[Begin Excerpted data]

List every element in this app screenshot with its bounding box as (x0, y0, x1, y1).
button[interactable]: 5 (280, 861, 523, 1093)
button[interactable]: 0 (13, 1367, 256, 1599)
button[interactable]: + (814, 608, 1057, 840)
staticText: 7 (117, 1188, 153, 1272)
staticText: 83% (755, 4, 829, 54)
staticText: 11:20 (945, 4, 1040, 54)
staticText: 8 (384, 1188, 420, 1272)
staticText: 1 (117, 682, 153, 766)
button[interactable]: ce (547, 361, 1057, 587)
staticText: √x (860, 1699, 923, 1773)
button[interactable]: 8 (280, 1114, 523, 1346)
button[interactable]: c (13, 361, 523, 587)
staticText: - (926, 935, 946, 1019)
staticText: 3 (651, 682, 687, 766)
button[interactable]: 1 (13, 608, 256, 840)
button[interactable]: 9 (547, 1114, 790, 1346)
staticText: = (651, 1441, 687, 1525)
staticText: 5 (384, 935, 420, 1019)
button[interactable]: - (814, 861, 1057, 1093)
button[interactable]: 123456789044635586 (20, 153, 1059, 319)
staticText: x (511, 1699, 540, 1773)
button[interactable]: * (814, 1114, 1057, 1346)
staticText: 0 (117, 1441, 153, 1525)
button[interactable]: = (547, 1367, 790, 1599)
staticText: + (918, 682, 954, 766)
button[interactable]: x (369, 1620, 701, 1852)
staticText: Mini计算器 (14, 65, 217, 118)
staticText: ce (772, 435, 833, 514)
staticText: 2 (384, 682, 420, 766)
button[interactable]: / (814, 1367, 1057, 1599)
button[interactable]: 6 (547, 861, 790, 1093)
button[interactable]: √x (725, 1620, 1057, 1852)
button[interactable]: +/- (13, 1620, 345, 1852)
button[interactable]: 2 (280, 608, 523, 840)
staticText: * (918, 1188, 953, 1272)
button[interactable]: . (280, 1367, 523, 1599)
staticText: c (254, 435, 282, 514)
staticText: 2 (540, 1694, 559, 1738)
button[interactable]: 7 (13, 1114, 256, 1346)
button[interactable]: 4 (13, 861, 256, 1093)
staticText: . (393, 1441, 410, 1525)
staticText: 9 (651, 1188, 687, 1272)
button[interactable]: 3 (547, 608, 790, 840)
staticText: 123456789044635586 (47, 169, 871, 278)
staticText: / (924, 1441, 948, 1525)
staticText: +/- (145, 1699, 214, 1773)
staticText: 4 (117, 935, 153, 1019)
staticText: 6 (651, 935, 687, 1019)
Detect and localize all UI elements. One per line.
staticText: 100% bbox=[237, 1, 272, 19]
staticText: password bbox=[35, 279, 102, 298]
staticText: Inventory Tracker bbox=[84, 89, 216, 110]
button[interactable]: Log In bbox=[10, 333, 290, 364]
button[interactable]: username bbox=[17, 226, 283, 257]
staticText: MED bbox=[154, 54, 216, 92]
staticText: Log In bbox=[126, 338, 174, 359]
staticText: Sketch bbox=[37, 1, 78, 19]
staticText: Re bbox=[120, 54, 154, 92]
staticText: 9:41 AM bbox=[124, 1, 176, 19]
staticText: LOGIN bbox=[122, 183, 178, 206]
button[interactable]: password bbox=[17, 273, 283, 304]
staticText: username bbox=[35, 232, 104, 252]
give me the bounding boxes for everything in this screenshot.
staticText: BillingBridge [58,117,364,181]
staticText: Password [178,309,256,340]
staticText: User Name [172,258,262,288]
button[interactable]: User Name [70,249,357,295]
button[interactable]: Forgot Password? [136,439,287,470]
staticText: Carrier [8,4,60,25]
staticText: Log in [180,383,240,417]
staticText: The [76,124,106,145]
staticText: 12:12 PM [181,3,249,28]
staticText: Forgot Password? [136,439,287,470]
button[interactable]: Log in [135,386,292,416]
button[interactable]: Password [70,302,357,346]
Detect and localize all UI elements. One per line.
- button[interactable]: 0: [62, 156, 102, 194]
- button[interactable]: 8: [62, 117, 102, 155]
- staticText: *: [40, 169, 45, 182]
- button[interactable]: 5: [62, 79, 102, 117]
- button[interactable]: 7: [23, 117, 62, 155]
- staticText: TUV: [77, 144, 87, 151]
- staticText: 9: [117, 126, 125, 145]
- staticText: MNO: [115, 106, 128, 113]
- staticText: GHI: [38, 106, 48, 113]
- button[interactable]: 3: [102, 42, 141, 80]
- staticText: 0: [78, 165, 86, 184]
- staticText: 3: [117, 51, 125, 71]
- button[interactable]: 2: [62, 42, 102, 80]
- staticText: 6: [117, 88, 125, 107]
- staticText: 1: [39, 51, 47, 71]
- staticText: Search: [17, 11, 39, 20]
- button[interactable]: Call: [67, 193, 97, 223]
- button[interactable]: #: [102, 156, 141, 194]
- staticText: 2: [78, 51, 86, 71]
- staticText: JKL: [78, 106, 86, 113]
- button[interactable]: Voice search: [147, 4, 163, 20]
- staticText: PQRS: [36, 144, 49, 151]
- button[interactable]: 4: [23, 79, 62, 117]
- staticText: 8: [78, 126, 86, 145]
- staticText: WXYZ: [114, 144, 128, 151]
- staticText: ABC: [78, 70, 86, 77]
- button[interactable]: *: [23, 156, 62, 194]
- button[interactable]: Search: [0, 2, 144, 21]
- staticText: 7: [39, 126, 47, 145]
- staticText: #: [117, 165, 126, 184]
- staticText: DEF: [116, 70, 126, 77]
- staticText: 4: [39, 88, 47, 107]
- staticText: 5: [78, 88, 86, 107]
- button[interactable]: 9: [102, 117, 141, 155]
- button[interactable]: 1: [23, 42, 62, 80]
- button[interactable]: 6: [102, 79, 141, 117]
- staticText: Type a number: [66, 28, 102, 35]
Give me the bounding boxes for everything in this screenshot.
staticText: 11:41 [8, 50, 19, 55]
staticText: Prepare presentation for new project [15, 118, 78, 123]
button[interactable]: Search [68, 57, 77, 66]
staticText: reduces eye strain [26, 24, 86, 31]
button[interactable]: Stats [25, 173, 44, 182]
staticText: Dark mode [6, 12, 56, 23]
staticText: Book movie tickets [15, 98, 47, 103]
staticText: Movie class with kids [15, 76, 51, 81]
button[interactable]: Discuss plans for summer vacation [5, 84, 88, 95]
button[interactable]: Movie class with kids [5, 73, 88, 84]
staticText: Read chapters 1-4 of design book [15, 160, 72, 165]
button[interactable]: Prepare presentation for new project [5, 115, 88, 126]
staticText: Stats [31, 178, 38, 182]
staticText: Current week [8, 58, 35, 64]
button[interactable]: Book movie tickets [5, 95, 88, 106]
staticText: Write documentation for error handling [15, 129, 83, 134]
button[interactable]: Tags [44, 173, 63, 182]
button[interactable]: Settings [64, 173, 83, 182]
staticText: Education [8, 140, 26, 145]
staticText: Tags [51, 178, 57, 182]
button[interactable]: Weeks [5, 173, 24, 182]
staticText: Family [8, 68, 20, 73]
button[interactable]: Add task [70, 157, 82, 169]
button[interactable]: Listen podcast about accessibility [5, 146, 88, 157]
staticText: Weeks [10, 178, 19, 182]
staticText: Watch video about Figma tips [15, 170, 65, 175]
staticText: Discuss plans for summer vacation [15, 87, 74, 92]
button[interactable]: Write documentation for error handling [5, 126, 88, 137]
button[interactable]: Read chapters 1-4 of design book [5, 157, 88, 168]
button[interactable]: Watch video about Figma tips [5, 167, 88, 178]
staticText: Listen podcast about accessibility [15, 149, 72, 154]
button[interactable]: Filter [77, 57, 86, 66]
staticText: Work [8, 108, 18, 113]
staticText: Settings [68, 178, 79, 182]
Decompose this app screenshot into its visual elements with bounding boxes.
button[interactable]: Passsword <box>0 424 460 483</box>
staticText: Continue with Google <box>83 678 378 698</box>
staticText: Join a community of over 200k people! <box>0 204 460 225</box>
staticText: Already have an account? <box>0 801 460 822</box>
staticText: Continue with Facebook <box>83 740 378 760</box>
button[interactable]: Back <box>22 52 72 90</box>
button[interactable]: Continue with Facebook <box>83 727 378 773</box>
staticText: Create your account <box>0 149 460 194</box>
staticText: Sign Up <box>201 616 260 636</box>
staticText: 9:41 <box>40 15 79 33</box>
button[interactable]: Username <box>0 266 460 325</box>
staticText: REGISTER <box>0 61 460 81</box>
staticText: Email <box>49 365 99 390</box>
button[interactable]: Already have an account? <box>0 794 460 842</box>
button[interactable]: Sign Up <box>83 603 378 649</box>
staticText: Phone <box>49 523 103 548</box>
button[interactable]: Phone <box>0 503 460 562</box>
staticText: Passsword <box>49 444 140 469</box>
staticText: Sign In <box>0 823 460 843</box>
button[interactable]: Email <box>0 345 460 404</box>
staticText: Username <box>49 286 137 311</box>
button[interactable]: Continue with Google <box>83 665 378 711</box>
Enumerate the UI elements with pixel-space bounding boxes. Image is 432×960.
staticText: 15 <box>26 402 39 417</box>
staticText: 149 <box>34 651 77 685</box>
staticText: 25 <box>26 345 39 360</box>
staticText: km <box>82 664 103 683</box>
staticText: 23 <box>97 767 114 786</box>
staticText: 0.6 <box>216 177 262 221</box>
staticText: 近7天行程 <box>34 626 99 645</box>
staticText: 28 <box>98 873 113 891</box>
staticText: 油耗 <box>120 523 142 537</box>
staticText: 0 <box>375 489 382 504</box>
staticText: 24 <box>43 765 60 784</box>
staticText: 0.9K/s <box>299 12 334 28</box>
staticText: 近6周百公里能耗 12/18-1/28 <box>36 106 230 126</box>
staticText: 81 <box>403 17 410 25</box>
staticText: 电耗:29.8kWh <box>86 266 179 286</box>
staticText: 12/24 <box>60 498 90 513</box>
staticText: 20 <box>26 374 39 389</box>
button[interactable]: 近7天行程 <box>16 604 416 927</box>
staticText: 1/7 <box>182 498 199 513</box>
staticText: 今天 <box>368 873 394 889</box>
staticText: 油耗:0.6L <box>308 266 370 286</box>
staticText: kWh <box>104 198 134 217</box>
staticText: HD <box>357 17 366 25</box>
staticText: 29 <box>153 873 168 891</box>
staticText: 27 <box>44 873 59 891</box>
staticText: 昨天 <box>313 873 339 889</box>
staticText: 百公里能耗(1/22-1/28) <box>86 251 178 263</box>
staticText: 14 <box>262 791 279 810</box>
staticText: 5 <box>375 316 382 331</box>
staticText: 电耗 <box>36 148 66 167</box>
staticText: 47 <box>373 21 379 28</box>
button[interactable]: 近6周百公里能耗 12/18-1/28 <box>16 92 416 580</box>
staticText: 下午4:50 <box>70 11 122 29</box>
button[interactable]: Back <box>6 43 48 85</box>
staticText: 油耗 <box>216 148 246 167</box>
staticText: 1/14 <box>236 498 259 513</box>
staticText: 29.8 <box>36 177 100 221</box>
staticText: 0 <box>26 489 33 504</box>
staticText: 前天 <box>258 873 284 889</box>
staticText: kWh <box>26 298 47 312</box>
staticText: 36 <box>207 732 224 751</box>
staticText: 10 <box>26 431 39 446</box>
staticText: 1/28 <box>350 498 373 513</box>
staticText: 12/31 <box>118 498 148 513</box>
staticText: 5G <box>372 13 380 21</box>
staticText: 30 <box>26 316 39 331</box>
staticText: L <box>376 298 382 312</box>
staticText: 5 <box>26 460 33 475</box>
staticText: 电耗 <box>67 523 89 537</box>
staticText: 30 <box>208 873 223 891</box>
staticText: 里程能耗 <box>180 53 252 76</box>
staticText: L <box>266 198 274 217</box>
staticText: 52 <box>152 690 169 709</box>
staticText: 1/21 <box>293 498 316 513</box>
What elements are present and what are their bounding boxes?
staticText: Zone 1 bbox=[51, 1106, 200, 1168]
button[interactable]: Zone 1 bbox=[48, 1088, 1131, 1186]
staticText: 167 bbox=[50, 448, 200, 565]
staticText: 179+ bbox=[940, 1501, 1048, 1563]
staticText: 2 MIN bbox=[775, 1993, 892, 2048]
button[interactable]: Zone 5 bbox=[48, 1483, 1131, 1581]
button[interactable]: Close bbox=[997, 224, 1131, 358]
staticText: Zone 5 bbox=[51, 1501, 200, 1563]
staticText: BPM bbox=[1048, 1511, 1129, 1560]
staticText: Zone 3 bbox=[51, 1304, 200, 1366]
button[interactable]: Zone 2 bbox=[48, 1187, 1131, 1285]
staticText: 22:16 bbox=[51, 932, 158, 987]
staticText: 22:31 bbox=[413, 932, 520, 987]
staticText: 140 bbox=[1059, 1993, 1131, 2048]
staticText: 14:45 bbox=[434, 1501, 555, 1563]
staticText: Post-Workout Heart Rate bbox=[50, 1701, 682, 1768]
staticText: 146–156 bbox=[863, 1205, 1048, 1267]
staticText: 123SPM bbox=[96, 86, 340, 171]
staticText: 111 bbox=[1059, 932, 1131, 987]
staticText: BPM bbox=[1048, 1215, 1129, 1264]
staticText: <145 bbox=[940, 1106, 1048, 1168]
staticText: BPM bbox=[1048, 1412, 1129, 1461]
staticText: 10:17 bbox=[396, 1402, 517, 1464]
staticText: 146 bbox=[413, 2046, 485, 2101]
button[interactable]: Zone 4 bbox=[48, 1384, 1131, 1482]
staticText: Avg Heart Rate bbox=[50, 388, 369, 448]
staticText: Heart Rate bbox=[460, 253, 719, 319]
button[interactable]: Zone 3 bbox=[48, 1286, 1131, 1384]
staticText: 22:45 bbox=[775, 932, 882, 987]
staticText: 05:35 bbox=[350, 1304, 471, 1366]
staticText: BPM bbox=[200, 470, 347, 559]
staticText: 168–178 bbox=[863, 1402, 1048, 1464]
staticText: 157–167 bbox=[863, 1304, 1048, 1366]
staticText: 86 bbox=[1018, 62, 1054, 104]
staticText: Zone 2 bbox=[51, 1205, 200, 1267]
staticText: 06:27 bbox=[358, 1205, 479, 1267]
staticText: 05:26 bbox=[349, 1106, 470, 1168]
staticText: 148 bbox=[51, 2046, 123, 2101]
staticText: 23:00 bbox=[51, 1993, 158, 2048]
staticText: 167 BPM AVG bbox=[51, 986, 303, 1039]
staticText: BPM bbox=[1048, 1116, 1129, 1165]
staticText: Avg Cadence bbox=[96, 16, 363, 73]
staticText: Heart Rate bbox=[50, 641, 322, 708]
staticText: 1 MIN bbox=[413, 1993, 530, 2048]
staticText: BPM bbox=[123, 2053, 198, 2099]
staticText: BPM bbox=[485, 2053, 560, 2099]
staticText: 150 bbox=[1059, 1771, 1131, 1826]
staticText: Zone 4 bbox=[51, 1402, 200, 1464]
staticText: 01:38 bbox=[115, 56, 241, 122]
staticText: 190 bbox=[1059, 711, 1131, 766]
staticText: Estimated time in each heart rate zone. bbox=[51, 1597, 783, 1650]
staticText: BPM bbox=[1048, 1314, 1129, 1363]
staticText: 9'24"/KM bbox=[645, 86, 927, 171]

[End Excerpted data]

> **Task to complete**: Starting at the top of the records and stopping after the line that contains "staticText: = (651, 1441, 687, 1525)", arrange every line as a JSON list of strings, with one string per line and blank lines left out.

> **Solved exercise**:
[
  "List every element in this app screenshot with its bounding box as (x0, y0, x1, y1).",
  "button[interactable]: 5 (280, 861, 523, 1093)",
  "button[interactable]: 0 (13, 1367, 256, 1599)",
  "button[interactable]: + (814, 608, 1057, 840)",
  "staticText: 7 (117, 1188, 153, 1272)",
  "staticText: 83% (755, 4, 829, 54)",
  "staticText: 11:20 (945, 4, 1040, 54)",
  "staticText: 8 (384, 1188, 420, 1272)",
  "staticText: 1 (117, 682, 153, 766)",
  "button[interactable]: ce (547, 361, 1057, 587)",
  "staticText: √x (860, 1699, 923, 1773)",
  "button[interactable]: 8 (280, 1114, 523, 1346)",
  "button[interactable]: c (13, 361, 523, 587)",
  "staticText: - (926, 935, 946, 1019)",
  "staticText: 3 (651, 682, 687, 766)",
  "button[interactable]: 1 (13, 608, 256, 840)",
  "button[interactable]: 9 (547, 1114, 790, 1346)",
  "staticText: = (651, 1441, 687, 1525)"
]